[Data excerpts]
%%

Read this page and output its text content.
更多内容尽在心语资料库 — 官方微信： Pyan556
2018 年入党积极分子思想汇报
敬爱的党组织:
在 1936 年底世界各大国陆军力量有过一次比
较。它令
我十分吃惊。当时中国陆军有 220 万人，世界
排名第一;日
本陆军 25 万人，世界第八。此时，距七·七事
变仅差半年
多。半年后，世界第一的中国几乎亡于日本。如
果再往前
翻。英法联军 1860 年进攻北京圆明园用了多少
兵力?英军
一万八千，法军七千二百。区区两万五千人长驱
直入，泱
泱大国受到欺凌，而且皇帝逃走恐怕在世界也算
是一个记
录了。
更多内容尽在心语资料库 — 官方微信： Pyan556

%%

Goal | Your task is to repeat every line exactly.

Expected answer |
Read this page and output its text content.
更多内容尽在心语资料库 — 官方微信： Pyan556
2018 年入党积极分子思想汇报
敬爱的党组织:
在 1936 年底世界各大国陆军力量有过一次比
较。它令
我十分吃惊。当时中国陆军有 220 万人，世界
排名第一;日
本陆军 25 万人，世界第八。此时，距七·七事
变仅差半年
多。半年后，世界第一的中国几乎亡于日本。如
果再往前
翻。英法联军 1860 年进攻北京圆明园用了多少
兵力?英军
一万八千，法军七千二百。区区两万五千人长驱
直入，泱
泱大国受到欺凌，而且皇帝逃走恐怕在世界也算
是一个记
录了。
更多内容尽在心语资料库 — 官方微信： Pyan556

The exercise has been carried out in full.